Given request:
All lines featuring the string "spectrum" are to be listed.

▬▬▬

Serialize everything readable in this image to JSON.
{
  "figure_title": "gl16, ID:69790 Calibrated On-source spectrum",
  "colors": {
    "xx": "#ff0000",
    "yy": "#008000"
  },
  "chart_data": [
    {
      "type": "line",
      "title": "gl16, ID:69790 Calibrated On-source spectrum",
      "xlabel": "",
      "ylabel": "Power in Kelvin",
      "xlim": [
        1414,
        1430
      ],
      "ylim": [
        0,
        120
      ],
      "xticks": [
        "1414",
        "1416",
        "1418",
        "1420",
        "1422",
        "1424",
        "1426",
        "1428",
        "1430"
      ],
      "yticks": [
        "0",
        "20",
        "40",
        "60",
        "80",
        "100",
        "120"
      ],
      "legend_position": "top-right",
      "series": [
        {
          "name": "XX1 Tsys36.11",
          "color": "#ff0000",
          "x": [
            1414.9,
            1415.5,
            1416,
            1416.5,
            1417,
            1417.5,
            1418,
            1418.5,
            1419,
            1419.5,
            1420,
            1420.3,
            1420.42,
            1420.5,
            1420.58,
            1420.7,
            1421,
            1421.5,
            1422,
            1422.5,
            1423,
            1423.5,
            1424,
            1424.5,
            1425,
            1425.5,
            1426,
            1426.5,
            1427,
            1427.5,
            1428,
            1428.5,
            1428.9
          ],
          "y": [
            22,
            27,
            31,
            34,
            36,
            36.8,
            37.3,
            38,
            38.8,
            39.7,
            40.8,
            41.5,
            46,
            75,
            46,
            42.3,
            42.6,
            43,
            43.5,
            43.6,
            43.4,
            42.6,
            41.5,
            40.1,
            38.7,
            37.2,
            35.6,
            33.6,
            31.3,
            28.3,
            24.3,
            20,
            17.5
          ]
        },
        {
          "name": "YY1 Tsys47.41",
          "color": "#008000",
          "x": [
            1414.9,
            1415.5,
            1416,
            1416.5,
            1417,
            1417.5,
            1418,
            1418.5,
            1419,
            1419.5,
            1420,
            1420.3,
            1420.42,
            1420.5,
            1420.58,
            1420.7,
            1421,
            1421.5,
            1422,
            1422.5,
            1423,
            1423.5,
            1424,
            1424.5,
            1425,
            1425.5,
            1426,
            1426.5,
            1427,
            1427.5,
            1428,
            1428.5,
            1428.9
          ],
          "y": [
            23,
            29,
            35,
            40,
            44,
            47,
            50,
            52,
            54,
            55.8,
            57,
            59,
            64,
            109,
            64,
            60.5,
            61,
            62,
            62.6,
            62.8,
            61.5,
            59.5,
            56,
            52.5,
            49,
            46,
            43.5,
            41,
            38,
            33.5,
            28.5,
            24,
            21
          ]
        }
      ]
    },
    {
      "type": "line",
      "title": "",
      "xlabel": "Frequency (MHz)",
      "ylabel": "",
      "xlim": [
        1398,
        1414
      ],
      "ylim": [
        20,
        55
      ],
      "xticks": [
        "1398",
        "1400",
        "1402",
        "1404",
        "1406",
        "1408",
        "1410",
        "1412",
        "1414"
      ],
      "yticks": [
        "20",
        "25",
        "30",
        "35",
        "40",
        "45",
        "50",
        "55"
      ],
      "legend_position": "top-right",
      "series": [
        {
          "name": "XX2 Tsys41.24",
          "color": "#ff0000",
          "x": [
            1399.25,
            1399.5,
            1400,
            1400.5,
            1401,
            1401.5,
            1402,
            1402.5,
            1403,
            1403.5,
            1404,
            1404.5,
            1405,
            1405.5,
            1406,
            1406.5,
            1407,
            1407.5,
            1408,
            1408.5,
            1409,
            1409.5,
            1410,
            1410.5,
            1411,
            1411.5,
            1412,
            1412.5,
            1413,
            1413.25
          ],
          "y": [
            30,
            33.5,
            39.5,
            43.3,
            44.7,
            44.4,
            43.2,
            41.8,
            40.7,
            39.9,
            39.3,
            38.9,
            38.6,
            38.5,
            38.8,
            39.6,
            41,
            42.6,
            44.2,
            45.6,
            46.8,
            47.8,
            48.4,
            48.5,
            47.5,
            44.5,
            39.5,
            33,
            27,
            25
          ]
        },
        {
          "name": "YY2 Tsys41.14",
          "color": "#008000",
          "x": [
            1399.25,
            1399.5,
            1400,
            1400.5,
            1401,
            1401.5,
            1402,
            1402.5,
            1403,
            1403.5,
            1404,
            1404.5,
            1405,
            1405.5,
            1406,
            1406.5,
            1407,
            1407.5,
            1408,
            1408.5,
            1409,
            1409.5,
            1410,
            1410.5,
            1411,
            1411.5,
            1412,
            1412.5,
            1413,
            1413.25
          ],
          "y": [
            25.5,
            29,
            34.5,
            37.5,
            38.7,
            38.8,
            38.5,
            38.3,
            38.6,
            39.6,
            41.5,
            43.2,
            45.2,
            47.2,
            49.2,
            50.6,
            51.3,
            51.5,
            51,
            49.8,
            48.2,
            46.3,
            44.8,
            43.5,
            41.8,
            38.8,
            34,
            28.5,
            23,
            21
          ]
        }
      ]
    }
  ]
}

▬▬▬

Solution for this problem:
  "figure_title": "gl16, ID:69790 Calibrated On-source spectrum",
      "title": "gl16, ID:69790 Calibrated On-source spectrum",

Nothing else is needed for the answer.